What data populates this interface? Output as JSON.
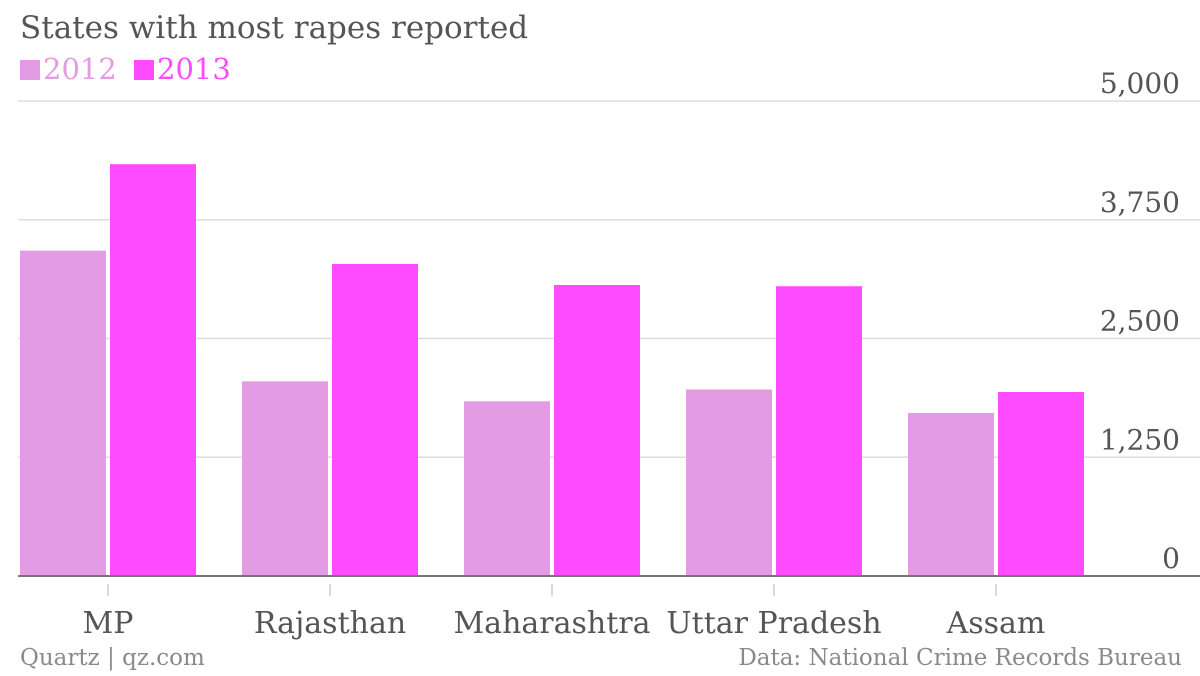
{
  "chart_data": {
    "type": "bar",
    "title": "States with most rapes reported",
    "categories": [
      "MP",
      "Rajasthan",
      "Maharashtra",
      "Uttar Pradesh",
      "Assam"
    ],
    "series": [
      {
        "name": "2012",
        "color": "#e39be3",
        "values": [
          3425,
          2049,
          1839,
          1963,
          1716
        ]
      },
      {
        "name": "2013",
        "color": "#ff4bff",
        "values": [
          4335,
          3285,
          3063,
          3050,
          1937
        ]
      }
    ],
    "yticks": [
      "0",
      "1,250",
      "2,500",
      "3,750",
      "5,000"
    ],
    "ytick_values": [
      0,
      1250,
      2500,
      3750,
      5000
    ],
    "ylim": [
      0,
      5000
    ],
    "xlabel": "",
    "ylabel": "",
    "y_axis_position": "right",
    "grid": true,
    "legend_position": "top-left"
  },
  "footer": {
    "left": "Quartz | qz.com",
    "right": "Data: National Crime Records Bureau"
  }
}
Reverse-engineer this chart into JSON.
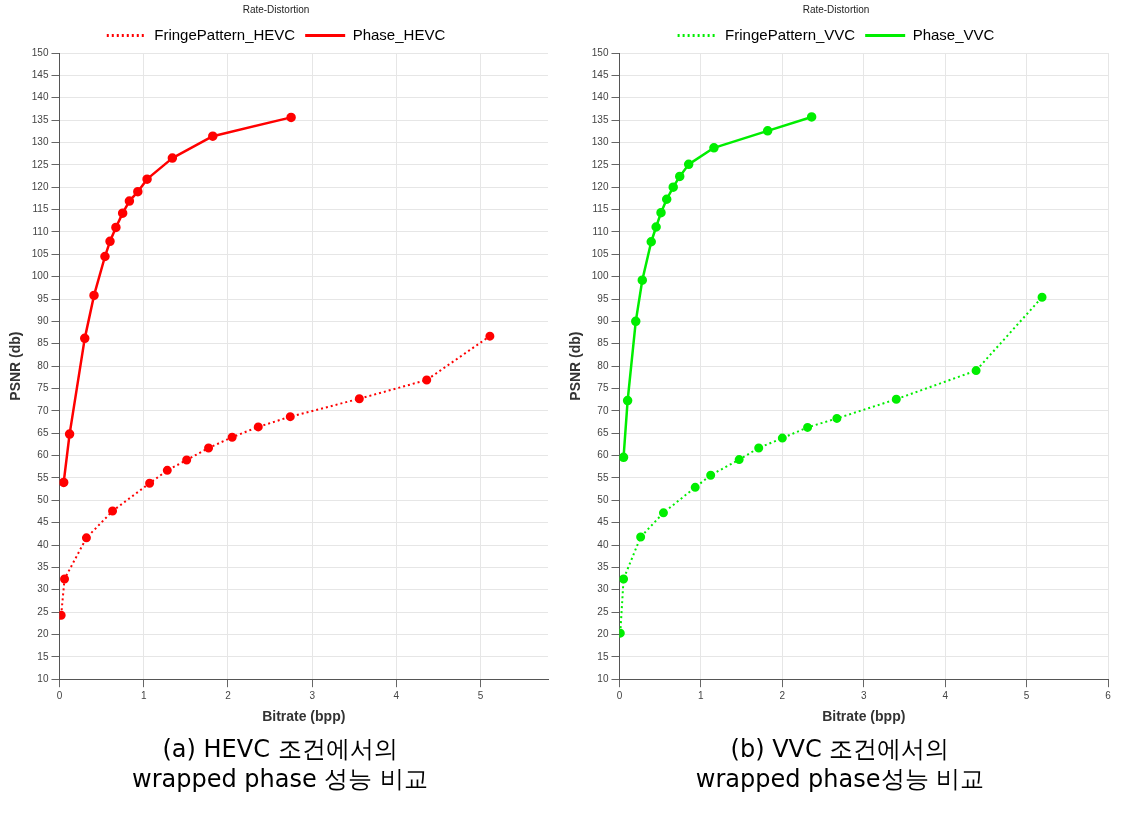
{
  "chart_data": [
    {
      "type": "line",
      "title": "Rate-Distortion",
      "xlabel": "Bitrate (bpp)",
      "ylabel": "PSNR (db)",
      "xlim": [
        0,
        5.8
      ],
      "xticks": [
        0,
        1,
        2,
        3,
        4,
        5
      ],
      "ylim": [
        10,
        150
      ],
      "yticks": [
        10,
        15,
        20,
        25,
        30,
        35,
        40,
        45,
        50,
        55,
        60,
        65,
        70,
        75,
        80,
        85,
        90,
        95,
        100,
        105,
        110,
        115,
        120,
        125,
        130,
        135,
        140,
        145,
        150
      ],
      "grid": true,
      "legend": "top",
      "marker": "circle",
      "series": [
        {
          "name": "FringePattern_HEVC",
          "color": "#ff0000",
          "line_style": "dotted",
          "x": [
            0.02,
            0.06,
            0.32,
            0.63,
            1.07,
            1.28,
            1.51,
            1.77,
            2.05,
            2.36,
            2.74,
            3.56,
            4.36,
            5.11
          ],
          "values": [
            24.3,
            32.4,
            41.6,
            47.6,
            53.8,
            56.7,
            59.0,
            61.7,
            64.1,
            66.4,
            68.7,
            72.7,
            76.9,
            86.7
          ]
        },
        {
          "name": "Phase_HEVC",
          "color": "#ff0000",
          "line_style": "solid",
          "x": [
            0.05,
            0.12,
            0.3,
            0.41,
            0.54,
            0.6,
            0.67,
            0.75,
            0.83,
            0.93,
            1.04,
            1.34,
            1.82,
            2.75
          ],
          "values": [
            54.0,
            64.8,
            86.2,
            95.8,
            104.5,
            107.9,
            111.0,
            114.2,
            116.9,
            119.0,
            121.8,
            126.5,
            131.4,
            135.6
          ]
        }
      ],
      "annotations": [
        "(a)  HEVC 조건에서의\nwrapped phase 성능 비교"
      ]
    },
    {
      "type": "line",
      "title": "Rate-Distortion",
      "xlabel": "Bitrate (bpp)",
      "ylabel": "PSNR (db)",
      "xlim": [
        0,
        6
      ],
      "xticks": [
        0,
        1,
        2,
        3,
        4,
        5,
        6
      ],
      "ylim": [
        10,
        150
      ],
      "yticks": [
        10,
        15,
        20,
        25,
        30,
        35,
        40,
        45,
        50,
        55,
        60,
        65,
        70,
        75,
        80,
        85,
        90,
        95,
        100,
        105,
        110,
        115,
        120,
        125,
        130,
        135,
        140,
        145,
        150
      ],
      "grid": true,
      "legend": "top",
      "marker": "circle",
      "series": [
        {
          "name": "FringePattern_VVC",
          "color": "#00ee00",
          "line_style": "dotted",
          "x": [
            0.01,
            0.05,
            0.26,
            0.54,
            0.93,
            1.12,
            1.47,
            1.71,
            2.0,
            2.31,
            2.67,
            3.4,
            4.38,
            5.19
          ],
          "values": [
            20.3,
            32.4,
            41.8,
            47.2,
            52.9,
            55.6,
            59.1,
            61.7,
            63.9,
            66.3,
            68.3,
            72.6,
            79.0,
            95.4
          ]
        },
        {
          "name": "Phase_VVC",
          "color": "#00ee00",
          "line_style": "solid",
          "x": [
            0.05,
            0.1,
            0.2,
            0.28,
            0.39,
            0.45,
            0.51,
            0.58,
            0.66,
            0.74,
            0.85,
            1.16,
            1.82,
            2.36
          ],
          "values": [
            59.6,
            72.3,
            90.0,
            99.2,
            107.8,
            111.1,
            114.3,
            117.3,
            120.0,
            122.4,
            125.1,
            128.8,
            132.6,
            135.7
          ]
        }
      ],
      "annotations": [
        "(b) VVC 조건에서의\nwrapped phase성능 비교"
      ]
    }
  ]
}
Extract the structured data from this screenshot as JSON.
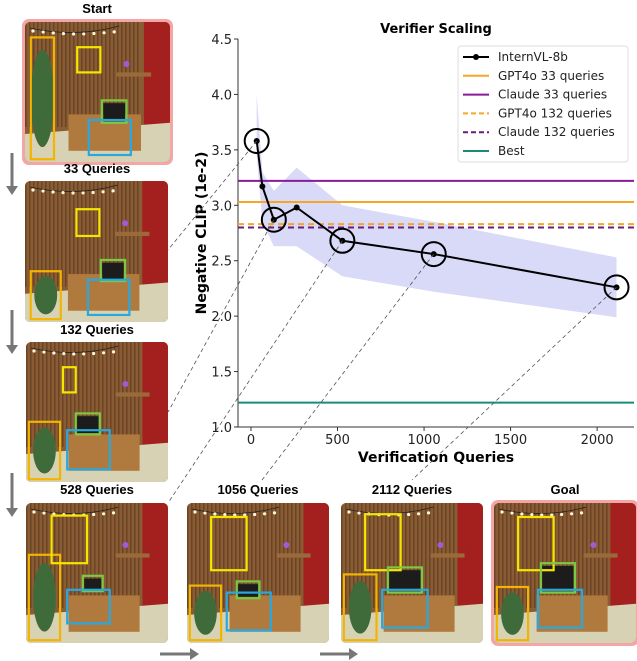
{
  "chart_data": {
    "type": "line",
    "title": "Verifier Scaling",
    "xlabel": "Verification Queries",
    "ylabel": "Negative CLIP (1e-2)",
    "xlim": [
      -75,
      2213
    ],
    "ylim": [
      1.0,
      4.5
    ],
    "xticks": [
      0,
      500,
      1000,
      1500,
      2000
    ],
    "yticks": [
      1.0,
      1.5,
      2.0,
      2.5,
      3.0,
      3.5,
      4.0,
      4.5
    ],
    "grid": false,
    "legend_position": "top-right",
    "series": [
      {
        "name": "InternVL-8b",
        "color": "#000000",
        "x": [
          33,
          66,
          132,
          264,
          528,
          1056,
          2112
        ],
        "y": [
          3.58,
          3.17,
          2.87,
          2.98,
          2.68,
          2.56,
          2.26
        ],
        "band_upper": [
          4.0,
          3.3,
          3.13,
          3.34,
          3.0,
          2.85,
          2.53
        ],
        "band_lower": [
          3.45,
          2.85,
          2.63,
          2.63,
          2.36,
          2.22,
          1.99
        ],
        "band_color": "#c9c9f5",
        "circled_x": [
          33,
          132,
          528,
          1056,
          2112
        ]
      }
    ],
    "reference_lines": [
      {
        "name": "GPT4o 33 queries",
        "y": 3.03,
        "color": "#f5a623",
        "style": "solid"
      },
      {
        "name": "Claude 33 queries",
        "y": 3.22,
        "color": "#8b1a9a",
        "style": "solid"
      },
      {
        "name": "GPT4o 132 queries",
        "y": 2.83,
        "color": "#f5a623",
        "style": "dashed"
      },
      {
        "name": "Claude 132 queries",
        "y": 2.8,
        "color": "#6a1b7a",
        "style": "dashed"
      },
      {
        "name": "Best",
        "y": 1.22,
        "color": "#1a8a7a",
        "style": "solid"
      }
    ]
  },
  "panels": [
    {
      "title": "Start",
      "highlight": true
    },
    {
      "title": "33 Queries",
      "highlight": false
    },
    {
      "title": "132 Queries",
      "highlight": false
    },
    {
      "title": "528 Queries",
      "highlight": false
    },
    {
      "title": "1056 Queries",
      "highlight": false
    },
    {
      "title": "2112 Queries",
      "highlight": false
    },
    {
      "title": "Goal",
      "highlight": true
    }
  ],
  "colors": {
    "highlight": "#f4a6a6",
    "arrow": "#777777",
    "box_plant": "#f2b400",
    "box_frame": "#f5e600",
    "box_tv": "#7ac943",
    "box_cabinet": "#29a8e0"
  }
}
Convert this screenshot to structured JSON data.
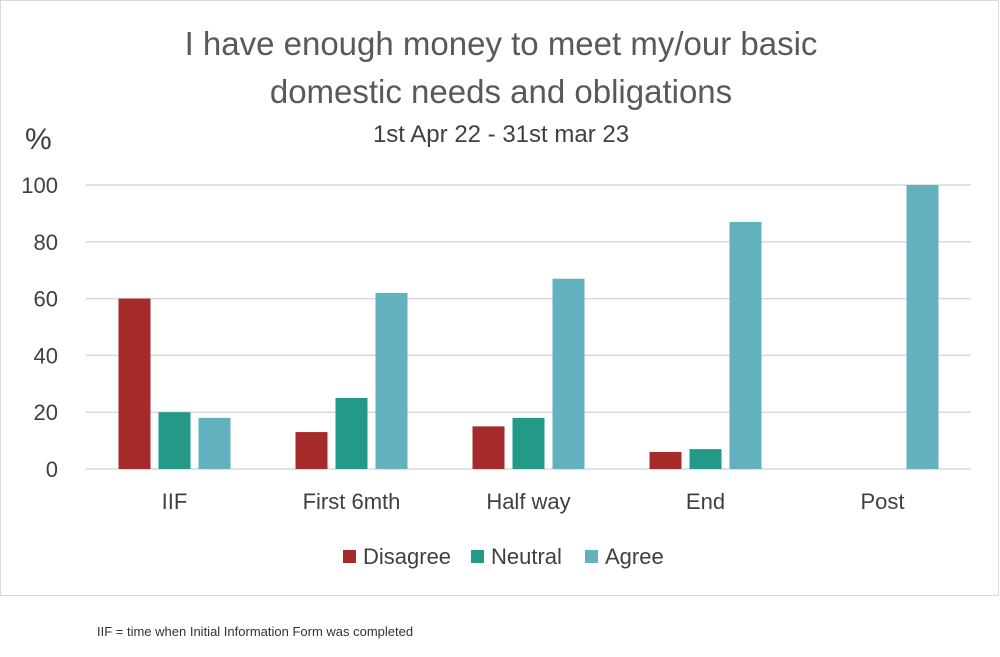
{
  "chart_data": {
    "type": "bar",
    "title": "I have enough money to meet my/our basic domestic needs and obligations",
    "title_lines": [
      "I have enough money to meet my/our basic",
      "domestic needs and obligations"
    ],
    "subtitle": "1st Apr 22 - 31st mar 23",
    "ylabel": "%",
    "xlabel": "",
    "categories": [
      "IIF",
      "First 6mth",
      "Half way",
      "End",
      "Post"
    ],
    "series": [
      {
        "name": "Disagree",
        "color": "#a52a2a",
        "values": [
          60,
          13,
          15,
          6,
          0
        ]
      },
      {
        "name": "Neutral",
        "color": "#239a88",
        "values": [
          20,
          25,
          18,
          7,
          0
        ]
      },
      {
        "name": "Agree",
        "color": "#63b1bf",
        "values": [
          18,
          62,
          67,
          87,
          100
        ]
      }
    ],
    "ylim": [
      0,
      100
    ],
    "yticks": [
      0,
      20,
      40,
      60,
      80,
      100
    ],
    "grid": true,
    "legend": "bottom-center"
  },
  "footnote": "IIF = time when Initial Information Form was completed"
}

□ □ □

What number of lines in the records contain the word "needs"? Answer with that number alone.

2